The request | Print the data that follows exactly.

The data |
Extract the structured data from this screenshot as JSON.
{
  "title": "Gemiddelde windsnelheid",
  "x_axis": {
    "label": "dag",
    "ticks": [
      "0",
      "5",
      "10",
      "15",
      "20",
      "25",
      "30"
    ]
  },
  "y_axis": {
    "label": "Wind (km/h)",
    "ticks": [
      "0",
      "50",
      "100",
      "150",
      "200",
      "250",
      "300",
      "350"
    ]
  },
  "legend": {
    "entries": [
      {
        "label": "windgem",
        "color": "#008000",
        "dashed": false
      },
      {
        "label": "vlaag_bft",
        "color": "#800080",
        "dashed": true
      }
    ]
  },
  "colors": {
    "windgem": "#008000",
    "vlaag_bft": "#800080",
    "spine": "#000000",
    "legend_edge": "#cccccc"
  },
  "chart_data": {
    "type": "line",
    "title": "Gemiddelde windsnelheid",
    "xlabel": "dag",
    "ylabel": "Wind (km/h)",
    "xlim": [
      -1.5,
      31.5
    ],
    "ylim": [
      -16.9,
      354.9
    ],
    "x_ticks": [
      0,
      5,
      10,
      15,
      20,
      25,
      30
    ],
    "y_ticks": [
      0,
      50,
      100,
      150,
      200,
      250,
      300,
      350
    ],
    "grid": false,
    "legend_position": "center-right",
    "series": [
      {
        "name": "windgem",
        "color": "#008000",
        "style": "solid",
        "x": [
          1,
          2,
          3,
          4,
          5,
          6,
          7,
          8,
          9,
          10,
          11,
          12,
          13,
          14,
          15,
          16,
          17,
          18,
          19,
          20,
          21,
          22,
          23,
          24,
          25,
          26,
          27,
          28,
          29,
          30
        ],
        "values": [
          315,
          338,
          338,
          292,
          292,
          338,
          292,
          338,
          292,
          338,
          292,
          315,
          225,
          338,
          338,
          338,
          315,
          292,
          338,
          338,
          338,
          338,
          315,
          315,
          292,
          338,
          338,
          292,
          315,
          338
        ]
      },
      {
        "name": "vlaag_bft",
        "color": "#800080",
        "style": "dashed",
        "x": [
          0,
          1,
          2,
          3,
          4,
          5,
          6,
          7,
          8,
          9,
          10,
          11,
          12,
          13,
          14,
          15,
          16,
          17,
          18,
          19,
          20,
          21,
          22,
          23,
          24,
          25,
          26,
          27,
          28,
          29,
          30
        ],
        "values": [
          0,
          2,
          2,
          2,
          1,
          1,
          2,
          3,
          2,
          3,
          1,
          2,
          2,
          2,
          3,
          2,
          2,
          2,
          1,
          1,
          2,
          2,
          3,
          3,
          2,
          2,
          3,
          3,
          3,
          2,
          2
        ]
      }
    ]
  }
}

Task result |
Extract the structured data from this screenshot as JSON.
{
  "title": "Gemiddelde windsnelheid",
  "x_axis": {
    "label": "dag",
    "ticks": [
      "0",
      "5",
      "10",
      "15",
      "20",
      "25",
      "30"
    ]
  },
  "y_axis": {
    "label": "Wind (km/h)",
    "ticks": [
      "0",
      "50",
      "100",
      "150",
      "200",
      "250",
      "300",
      "350"
    ]
  },
  "legend": {
    "entries": [
      {
        "label": "windgem",
        "color": "#008000",
        "dashed": false
      },
      {
        "label": "vlaag_bft",
        "color": "#800080",
        "dashed": true
      }
    ]
  },
  "colors": {
    "windgem": "#008000",
    "vlaag_bft": "#800080",
    "spine": "#000000",
    "legend_edge": "#cccccc"
  },
  "chart_data": {
    "type": "line",
    "title": "Gemiddelde windsnelheid",
    "xlabel": "dag",
    "ylabel": "Wind (km/h)",
    "xlim": [
      -1.5,
      31.5
    ],
    "ylim": [
      -16.9,
      354.9
    ],
    "x_ticks": [
      0,
      5,
      10,
      15,
      20,
      25,
      30
    ],
    "y_ticks": [
      0,
      50,
      100,
      150,
      200,
      250,
      300,
      350
    ],
    "grid": false,
    "legend_position": "center-right",
    "series": [
      {
        "name": "windgem",
        "color": "#008000",
        "style": "solid",
        "x": [
          1,
          2,
          3,
          4,
          5,
          6,
          7,
          8,
          9,
          10,
          11,
          12,
          13,
          14,
          15,
          16,
          17,
          18,
          19,
          20,
          21,
          22,
          23,
          24,
          25,
          26,
          27,
          28,
          29,
          30
        ],
        "values": [
          315,
          338,
          338,
          292,
          292,
          338,
          292,
          338,
          292,
          338,
          292,
          315,
          225,
          338,
          338,
          338,
          315,
          292,
          338,
          338,
          338,
          338,
          315,
          315,
          292,
          338,
          338,
          292,
          315,
          338
        ]
      },
      {
        "name": "vlaag_bft",
        "color": "#800080",
        "style": "dashed",
        "x": [
          0,
          1,
          2,
          3,
          4,
          5,
          6,
          7,
          8,
          9,
          10,
          11,
          12,
          13,
          14,
          15,
          16,
          17,
          18,
          19,
          20,
          21,
          22,
          23,
          24,
          25,
          26,
          27,
          28,
          29,
          30
        ],
        "values": [
          0,
          2,
          2,
          2,
          1,
          1,
          2,
          3,
          2,
          3,
          1,
          2,
          2,
          2,
          3,
          2,
          2,
          2,
          1,
          1,
          2,
          2,
          3,
          3,
          2,
          2,
          3,
          3,
          3,
          2,
          2
        ]
      }
    ]
  }
}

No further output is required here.